──────── Material ────────
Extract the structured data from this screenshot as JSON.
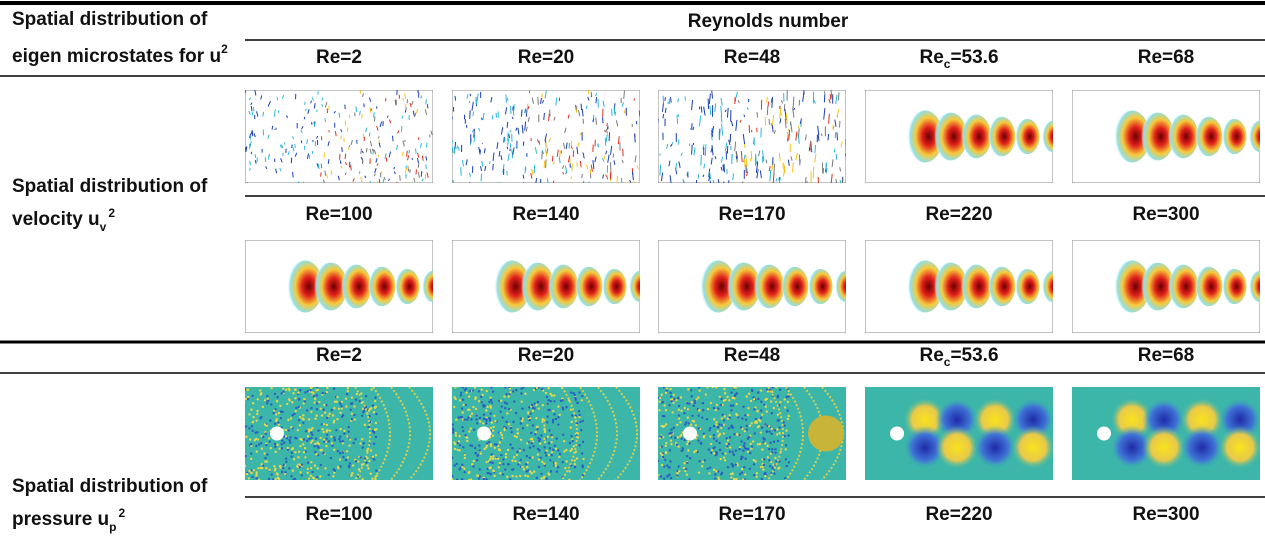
{
  "header": {
    "row_label": [
      "Spatial distribution of",
      "eigen microstates for u"
    ],
    "row_label_sup": "2",
    "column_title": "Reynolds number"
  },
  "sections": [
    {
      "label": [
        "Spatial distribution of",
        "velocity u"
      ],
      "sub": "v",
      "sup": "2",
      "rows": [
        [
          "Re=2",
          "Re=20",
          "Re=48",
          {
            "text": "Re",
            "sub": "c",
            "rest": "=53.6"
          },
          "Re=68"
        ],
        [
          "Re=100",
          "Re=140",
          "Re=170",
          "Re=220",
          "Re=300"
        ]
      ]
    },
    {
      "label": [
        "Spatial distribution of",
        "pressure u"
      ],
      "sub": "p",
      "sup": "2",
      "rows": [
        [
          "Re=2",
          "Re=20",
          "Re=48",
          {
            "text": "Re",
            "sub": "c",
            "rest": "=53.6"
          },
          "Re=68"
        ],
        [
          "Re=100",
          "Re=140",
          "Re=170",
          "Re=220",
          "Re=300"
        ]
      ]
    }
  ]
}
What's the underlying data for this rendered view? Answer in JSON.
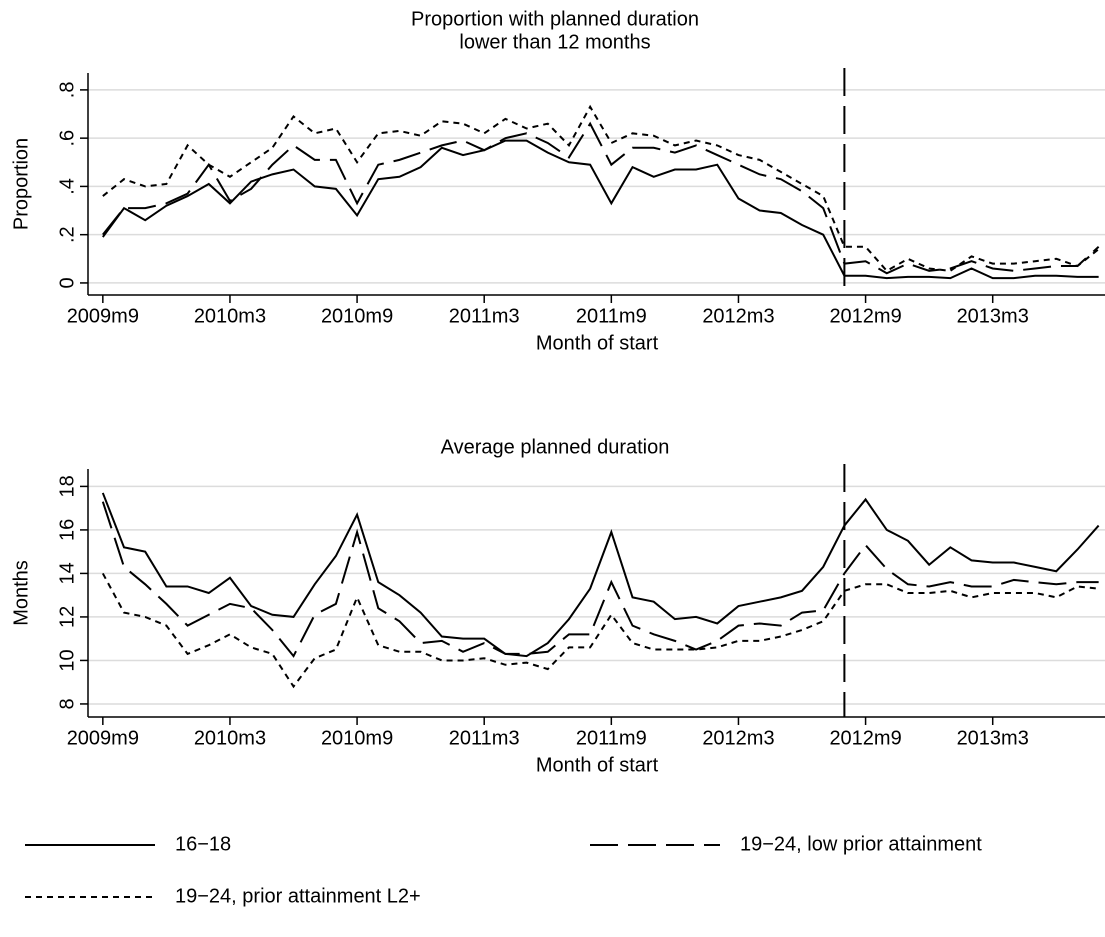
{
  "chart_data": [
    {
      "type": "line",
      "title": [
        "Proportion with planned duration",
        "lower than 12 months"
      ],
      "x_label": "Month of start",
      "y_label": "Proportion",
      "x": [
        596,
        597,
        598,
        599,
        600,
        601,
        602,
        603,
        604,
        605,
        606,
        607,
        608,
        609,
        610,
        611,
        612,
        613,
        614,
        615,
        616,
        617,
        618,
        619,
        620,
        621,
        622,
        623,
        624,
        625,
        626,
        627,
        628,
        629,
        630,
        631,
        632,
        633,
        634,
        635,
        636,
        637,
        638,
        639,
        640,
        641,
        642,
        643
      ],
      "xlim": [
        595.3,
        643.3
      ],
      "xticks": [
        {
          "value": 596,
          "label": "2009m9"
        },
        {
          "value": 602,
          "label": "2010m3"
        },
        {
          "value": 608,
          "label": "2010m9"
        },
        {
          "value": 614,
          "label": "2011m3"
        },
        {
          "value": 620,
          "label": "2011m9"
        },
        {
          "value": 626,
          "label": "2012m3"
        },
        {
          "value": 632,
          "label": "2012m9"
        },
        {
          "value": 638,
          "label": "2013m3"
        }
      ],
      "ylim": [
        -0.05,
        0.87
      ],
      "yticks": [
        0,
        {
          "value": 0.2,
          "label": ".2"
        },
        {
          "value": 0.4,
          "label": ".4"
        },
        {
          "value": 0.6,
          "label": ".6"
        },
        {
          "value": 0.8,
          "label": ".8"
        }
      ],
      "grid": true,
      "vline": 631,
      "series": [
        {
          "color": "#000000",
          "dash": "solid",
          "values": [
            0.19,
            0.31,
            0.26,
            0.32,
            0.36,
            0.41,
            0.33,
            0.42,
            0.45,
            0.47,
            0.4,
            0.39,
            0.28,
            0.43,
            0.44,
            0.48,
            0.56,
            0.53,
            0.55,
            0.59,
            0.59,
            0.54,
            0.5,
            0.49,
            0.33,
            0.48,
            0.44,
            0.47,
            0.47,
            0.49,
            0.35,
            0.3,
            0.29,
            0.24,
            0.2,
            0.03,
            0.03,
            0.02,
            0.025,
            0.025,
            0.02,
            0.06,
            0.02,
            0.02,
            0.03,
            0.03,
            0.025,
            0.025
          ]
        },
        {
          "color": "#000000",
          "dash": "long",
          "values": [
            0.2,
            0.31,
            0.31,
            0.33,
            0.37,
            0.49,
            0.34,
            0.39,
            0.49,
            0.57,
            0.51,
            0.51,
            0.33,
            0.49,
            0.51,
            0.54,
            0.57,
            0.59,
            0.55,
            0.6,
            0.62,
            0.58,
            0.52,
            0.66,
            0.49,
            0.56,
            0.56,
            0.54,
            0.57,
            0.53,
            0.49,
            0.45,
            0.43,
            0.38,
            0.31,
            0.08,
            0.09,
            0.04,
            0.08,
            0.05,
            0.06,
            0.09,
            0.06,
            0.05,
            0.06,
            0.07,
            0.07,
            0.15
          ]
        },
        {
          "color": "#000000",
          "dash": "short",
          "values": [
            0.36,
            0.43,
            0.4,
            0.41,
            0.57,
            0.49,
            0.44,
            0.5,
            0.56,
            0.69,
            0.62,
            0.64,
            0.5,
            0.62,
            0.63,
            0.61,
            0.67,
            0.66,
            0.62,
            0.68,
            0.64,
            0.66,
            0.57,
            0.73,
            0.58,
            0.62,
            0.61,
            0.57,
            0.59,
            0.57,
            0.53,
            0.51,
            0.46,
            0.41,
            0.36,
            0.15,
            0.15,
            0.05,
            0.1,
            0.06,
            0.05,
            0.11,
            0.08,
            0.08,
            0.09,
            0.1,
            0.07,
            0.14
          ]
        }
      ]
    },
    {
      "type": "line",
      "title": [
        "Average planned duration"
      ],
      "x_label": "Month of start",
      "y_label": "Months",
      "x": [
        596,
        597,
        598,
        599,
        600,
        601,
        602,
        603,
        604,
        605,
        606,
        607,
        608,
        609,
        610,
        611,
        612,
        613,
        614,
        615,
        616,
        617,
        618,
        619,
        620,
        621,
        622,
        623,
        624,
        625,
        626,
        627,
        628,
        629,
        630,
        631,
        632,
        633,
        634,
        635,
        636,
        637,
        638,
        639,
        640,
        641,
        642,
        643
      ],
      "xlim": [
        595.3,
        643.3
      ],
      "xticks": [
        {
          "value": 596,
          "label": "2009m9"
        },
        {
          "value": 602,
          "label": "2010m3"
        },
        {
          "value": 608,
          "label": "2010m9"
        },
        {
          "value": 614,
          "label": "2011m3"
        },
        {
          "value": 620,
          "label": "2011m9"
        },
        {
          "value": 626,
          "label": "2012m3"
        },
        {
          "value": 632,
          "label": "2012m9"
        },
        {
          "value": 638,
          "label": "2013m3"
        }
      ],
      "ylim": [
        7.4,
        18.8
      ],
      "yticks": [
        8,
        10,
        12,
        14,
        16,
        18
      ],
      "grid": true,
      "vline": 631,
      "series": [
        {
          "name": "16−18",
          "color": "#000000",
          "dash": "solid",
          "values": [
            17.7,
            15.2,
            15.0,
            13.4,
            13.4,
            13.1,
            13.8,
            12.5,
            12.1,
            12.0,
            13.5,
            14.8,
            16.7,
            13.6,
            13.0,
            12.2,
            11.1,
            11.0,
            11.0,
            10.3,
            10.2,
            10.8,
            11.9,
            13.3,
            15.9,
            12.9,
            12.7,
            11.9,
            12.0,
            11.7,
            12.5,
            12.7,
            12.9,
            13.2,
            14.3,
            16.2,
            17.4,
            16.0,
            15.5,
            14.4,
            15.2,
            14.6,
            14.5,
            14.5,
            14.3,
            14.1,
            15.1,
            16.2
          ]
        },
        {
          "name": "19−24, low prior attainment",
          "color": "#000000",
          "dash": "long",
          "values": [
            17.3,
            14.3,
            13.5,
            12.6,
            11.6,
            12.1,
            12.6,
            12.4,
            11.4,
            10.2,
            12.1,
            12.6,
            15.9,
            12.4,
            11.8,
            10.8,
            10.9,
            10.4,
            10.8,
            10.3,
            10.3,
            10.4,
            11.2,
            11.2,
            13.6,
            11.6,
            11.2,
            10.9,
            10.5,
            10.9,
            11.6,
            11.7,
            11.6,
            12.2,
            12.3,
            14.0,
            15.3,
            14.2,
            13.5,
            13.4,
            13.6,
            13.4,
            13.4,
            13.7,
            13.6,
            13.5,
            13.6,
            13.6
          ]
        },
        {
          "name": "19−24, prior attainment L2+",
          "color": "#000000",
          "dash": "short",
          "values": [
            14.0,
            12.2,
            12.0,
            11.6,
            10.3,
            10.7,
            11.2,
            10.6,
            10.3,
            8.8,
            10.1,
            10.5,
            12.9,
            10.7,
            10.4,
            10.4,
            10.0,
            10.0,
            10.1,
            9.8,
            9.9,
            9.6,
            10.6,
            10.6,
            12.1,
            10.8,
            10.5,
            10.5,
            10.5,
            10.6,
            10.9,
            10.9,
            11.1,
            11.4,
            11.8,
            13.2,
            13.5,
            13.5,
            13.1,
            13.1,
            13.2,
            12.9,
            13.1,
            13.1,
            13.1,
            12.9,
            13.4,
            13.3
          ]
        }
      ]
    }
  ]
}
────────
* _Challenge_: Take each line containing the string "planned" and copy it out.

* _Task answer_:
        "Proportion with planned duration",
        "Average planned duration"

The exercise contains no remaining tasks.